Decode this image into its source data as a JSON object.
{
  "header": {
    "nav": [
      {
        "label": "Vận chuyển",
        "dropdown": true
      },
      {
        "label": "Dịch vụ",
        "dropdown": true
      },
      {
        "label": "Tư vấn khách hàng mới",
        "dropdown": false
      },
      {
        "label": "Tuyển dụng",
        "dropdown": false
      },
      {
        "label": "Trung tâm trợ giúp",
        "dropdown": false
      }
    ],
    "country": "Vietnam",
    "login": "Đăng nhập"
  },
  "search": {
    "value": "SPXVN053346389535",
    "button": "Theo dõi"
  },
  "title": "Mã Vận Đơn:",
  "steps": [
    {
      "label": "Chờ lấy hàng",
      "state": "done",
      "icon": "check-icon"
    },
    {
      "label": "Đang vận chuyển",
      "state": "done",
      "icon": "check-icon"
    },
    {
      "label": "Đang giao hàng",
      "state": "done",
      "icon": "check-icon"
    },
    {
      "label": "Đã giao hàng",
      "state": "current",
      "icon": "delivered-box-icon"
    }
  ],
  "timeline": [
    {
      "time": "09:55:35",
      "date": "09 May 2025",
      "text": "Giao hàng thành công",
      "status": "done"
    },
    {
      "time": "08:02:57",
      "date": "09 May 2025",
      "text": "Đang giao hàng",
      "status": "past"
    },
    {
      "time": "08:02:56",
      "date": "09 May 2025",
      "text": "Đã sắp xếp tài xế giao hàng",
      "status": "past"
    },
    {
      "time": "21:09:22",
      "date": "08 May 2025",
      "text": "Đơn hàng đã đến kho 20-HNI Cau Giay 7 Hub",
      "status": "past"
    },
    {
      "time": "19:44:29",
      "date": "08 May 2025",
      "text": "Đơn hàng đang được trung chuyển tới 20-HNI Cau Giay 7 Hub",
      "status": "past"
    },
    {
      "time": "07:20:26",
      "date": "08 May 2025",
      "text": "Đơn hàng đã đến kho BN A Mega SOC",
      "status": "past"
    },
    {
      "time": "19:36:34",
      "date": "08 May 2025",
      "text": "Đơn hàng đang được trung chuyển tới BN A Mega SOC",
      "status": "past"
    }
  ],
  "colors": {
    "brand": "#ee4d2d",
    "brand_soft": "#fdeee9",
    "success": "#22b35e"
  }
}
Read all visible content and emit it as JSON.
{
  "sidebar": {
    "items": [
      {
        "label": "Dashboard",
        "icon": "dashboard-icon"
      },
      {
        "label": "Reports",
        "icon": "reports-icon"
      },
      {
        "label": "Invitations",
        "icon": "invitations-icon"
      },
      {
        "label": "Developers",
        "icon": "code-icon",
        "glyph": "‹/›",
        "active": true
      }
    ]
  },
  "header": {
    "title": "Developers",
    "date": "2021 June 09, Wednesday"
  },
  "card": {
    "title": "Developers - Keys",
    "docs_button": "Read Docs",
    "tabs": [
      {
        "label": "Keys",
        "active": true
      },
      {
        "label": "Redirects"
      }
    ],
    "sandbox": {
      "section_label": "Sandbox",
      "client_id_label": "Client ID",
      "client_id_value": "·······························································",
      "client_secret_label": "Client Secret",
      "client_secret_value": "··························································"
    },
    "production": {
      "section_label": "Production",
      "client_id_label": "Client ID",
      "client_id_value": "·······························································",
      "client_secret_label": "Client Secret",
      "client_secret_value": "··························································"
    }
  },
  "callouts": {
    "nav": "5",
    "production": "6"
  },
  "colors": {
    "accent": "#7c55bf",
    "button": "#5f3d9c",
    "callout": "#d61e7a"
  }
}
----------
◆ **Directions**
Write out the full set of records exactly as given.

◆ **Answer to the task**
Decode this image into its source data as a JSON object.
{
  "header": {
    "nav": [
      {
        "label": "Vận chuyển",
        "dropdown": true
      },
      {
        "label": "Dịch vụ",
        "dropdown": true
      },
      {
        "label": "Tư vấn khách hàng mới",
        "dropdown": false
      },
      {
        "label": "Tuyển dụng",
        "dropdown": false
      },
      {
        "label": "Trung tâm trợ giúp",
        "dropdown": false
      }
    ],
    "country": "Vietnam",
    "login": "Đăng nhập"
  },
  "search": {
    "value": "SPXVN053346389535",
    "button": "Theo dõi"
  },
  "title": "Mã Vận Đơn:",
  "steps": [
    {
      "label": "Chờ lấy hàng",
      "state": "done",
      "icon": "check-icon"
    },
    {
      "label": "Đang vận chuyển",
      "state": "done",
      "icon": "check-icon"
    },
    {
      "label": "Đang giao hàng",
      "state": "done",
      "icon": "check-icon"
    },
    {
      "label": "Đã giao hàng",
      "state": "current",
      "icon": "delivered-box-icon"
    }
  ],
  "timeline": [
    {
      "time": "09:55:35",
      "date": "09 May 2025",
      "text": "Giao hàng thành công",
      "status": "done"
    },
    {
      "time": "08:02:57",
      "date": "09 May 2025",
      "text": "Đang giao hàng",
      "status": "past"
    },
    {
      "time": "08:02:56",
      "date": "09 May 2025",
      "text": "Đã sắp xếp tài xế giao hàng",
      "status": "past"
    },
    {
      "time": "21:09:22",
      "date": "08 May 2025",
      "text": "Đơn hàng đã đến kho 20-HNI Cau Giay 7 Hub",
      "status": "past"
    },
    {
      "time": "19:44:29",
      "date": "08 May 2025",
      "text": "Đơn hàng đang được trung chuyển tới 20-HNI Cau Giay 7 Hub",
      "status": "past"
    },
    {
      "time": "07:20:26",
      "date": "08 May 2025",
      "text": "Đơn hàng đã đến kho BN A Mega SOC",
      "status": "past"
    },
    {
      "time": "19:36:34",
      "date": "08 May 2025",
      "text": "Đơn hàng đang được trung chuyển tới BN A Mega SOC",
      "status": "past"
    }
  ],
  "colors": {
    "brand": "#ee4d2d",
    "brand_soft": "#fdeee9",
    "success": "#22b35e"
  }
}
Read all visible content and emit it as JSON.
{
  "sidebar": {
    "items": [
      {
        "label": "Dashboard",
        "icon": "dashboard-icon"
      },
      {
        "label": "Reports",
        "icon": "reports-icon"
      },
      {
        "label": "Invitations",
        "icon": "invitations-icon"
      },
      {
        "label": "Developers",
        "icon": "code-icon",
        "glyph": "‹/›",
        "active": true
      }
    ]
  },
  "header": {
    "title": "Developers",
    "date": "2021 June 09, Wednesday"
  },
  "card": {
    "title": "Developers - Keys",
    "docs_button": "Read Docs",
    "tabs": [
      {
        "label": "Keys",
        "active": true
      },
      {
        "label": "Redirects"
      }
    ],
    "sandbox": {
      "section_label": "Sandbox",
      "client_id_label": "Client ID",
      "client_id_value": "·······························································",
      "client_secret_label": "Client Secret",
      "client_secret_value": "··························································"
    },
    "production": {
      "section_label": "Production",
      "client_id_label": "Client ID",
      "client_id_value": "·······························································",
      "client_secret_label": "Client Secret",
      "client_secret_value": "··························································"
    }
  },
  "callouts": {
    "nav": "5",
    "production": "6"
  },
  "colors": {
    "accent": "#7c55bf",
    "button": "#5f3d9c",
    "callout": "#d61e7a"
  }
}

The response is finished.